### Short task
Repeat the listing in full. Nothing may be added or left out.

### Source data
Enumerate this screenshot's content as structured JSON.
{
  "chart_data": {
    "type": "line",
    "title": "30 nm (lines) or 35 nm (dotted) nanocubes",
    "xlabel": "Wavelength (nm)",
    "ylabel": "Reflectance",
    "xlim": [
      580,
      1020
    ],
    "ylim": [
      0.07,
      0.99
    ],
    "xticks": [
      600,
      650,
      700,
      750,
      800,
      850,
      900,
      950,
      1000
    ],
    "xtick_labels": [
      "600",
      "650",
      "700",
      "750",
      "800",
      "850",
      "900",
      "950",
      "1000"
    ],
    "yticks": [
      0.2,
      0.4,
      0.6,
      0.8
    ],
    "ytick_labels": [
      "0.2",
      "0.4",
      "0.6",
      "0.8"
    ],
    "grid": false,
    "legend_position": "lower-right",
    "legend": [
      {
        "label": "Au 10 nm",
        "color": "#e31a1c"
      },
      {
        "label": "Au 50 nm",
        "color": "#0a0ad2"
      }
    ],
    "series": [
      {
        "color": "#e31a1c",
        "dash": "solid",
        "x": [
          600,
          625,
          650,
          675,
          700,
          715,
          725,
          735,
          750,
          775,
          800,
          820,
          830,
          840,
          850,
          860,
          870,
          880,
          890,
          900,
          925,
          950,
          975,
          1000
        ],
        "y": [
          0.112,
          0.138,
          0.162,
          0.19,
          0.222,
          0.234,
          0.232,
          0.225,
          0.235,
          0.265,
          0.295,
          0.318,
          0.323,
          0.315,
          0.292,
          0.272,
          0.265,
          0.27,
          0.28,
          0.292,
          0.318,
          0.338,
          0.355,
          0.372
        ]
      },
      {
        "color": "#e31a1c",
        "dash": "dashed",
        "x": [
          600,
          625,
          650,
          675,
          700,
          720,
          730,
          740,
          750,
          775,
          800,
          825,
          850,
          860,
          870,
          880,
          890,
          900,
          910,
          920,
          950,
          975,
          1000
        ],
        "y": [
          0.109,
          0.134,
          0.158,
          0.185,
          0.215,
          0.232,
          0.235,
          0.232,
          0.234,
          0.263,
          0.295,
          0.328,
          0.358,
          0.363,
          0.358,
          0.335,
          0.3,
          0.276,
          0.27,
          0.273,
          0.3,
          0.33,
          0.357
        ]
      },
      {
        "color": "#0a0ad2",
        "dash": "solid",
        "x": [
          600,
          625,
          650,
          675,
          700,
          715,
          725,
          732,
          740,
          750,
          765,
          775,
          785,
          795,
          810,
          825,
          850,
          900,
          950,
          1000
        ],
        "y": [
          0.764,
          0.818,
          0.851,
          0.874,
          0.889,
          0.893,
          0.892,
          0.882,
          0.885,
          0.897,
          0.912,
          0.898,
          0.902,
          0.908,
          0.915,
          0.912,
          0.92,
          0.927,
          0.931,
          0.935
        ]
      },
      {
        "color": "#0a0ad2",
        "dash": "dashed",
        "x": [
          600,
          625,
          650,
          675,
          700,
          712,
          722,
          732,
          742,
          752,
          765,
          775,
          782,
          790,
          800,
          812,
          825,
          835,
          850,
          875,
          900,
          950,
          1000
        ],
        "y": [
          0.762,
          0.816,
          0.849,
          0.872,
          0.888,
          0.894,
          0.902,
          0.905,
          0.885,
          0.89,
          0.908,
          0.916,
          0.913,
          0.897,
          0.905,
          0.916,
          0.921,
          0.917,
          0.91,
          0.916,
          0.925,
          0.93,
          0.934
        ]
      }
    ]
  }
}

### Output for this task
Enumerate this screenshot's content as structured JSON.
{
  "chart_data": {
    "type": "line",
    "title": "30 nm (lines) or 35 nm (dotted) nanocubes",
    "xlabel": "Wavelength (nm)",
    "ylabel": "Reflectance",
    "xlim": [
      580,
      1020
    ],
    "ylim": [
      0.07,
      0.99
    ],
    "xticks": [
      600,
      650,
      700,
      750,
      800,
      850,
      900,
      950,
      1000
    ],
    "xtick_labels": [
      "600",
      "650",
      "700",
      "750",
      "800",
      "850",
      "900",
      "950",
      "1000"
    ],
    "yticks": [
      0.2,
      0.4,
      0.6,
      0.8
    ],
    "ytick_labels": [
      "0.2",
      "0.4",
      "0.6",
      "0.8"
    ],
    "grid": false,
    "legend_position": "lower-right",
    "legend": [
      {
        "label": "Au 10 nm",
        "color": "#e31a1c"
      },
      {
        "label": "Au 50 nm",
        "color": "#0a0ad2"
      }
    ],
    "series": [
      {
        "color": "#e31a1c",
        "dash": "solid",
        "x": [
          600,
          625,
          650,
          675,
          700,
          715,
          725,
          735,
          750,
          775,
          800,
          820,
          830,
          840,
          850,
          860,
          870,
          880,
          890,
          900,
          925,
          950,
          975,
          1000
        ],
        "y": [
          0.112,
          0.138,
          0.162,
          0.19,
          0.222,
          0.234,
          0.232,
          0.225,
          0.235,
          0.265,
          0.295,
          0.318,
          0.323,
          0.315,
          0.292,
          0.272,
          0.265,
          0.27,
          0.28,
          0.292,
          0.318,
          0.338,
          0.355,
          0.372
        ]
      },
      {
        "color": "#e31a1c",
        "dash": "dashed",
        "x": [
          600,
          625,
          650,
          675,
          700,
          720,
          730,
          740,
          750,
          775,
          800,
          825,
          850,
          860,
          870,
          880,
          890,
          900,
          910,
          920,
          950,
          975,
          1000
        ],
        "y": [
          0.109,
          0.134,
          0.158,
          0.185,
          0.215,
          0.232,
          0.235,
          0.232,
          0.234,
          0.263,
          0.295,
          0.328,
          0.358,
          0.363,
          0.358,
          0.335,
          0.3,
          0.276,
          0.27,
          0.273,
          0.3,
          0.33,
          0.357
        ]
      },
      {
        "color": "#0a0ad2",
        "dash": "solid",
        "x": [
          600,
          625,
          650,
          675,
          700,
          715,
          725,
          732,
          740,
          750,
          765,
          775,
          785,
          795,
          810,
          825,
          850,
          900,
          950,
          1000
        ],
        "y": [
          0.764,
          0.818,
          0.851,
          0.874,
          0.889,
          0.893,
          0.892,
          0.882,
          0.885,
          0.897,
          0.912,
          0.898,
          0.902,
          0.908,
          0.915,
          0.912,
          0.92,
          0.927,
          0.931,
          0.935
        ]
      },
      {
        "color": "#0a0ad2",
        "dash": "dashed",
        "x": [
          600,
          625,
          650,
          675,
          700,
          712,
          722,
          732,
          742,
          752,
          765,
          775,
          782,
          790,
          800,
          812,
          825,
          835,
          850,
          875,
          900,
          950,
          1000
        ],
        "y": [
          0.762,
          0.816,
          0.849,
          0.872,
          0.888,
          0.894,
          0.902,
          0.905,
          0.885,
          0.89,
          0.908,
          0.916,
          0.913,
          0.897,
          0.905,
          0.916,
          0.921,
          0.917,
          0.91,
          0.916,
          0.925,
          0.93,
          0.934
        ]
      }
    ]
  }
}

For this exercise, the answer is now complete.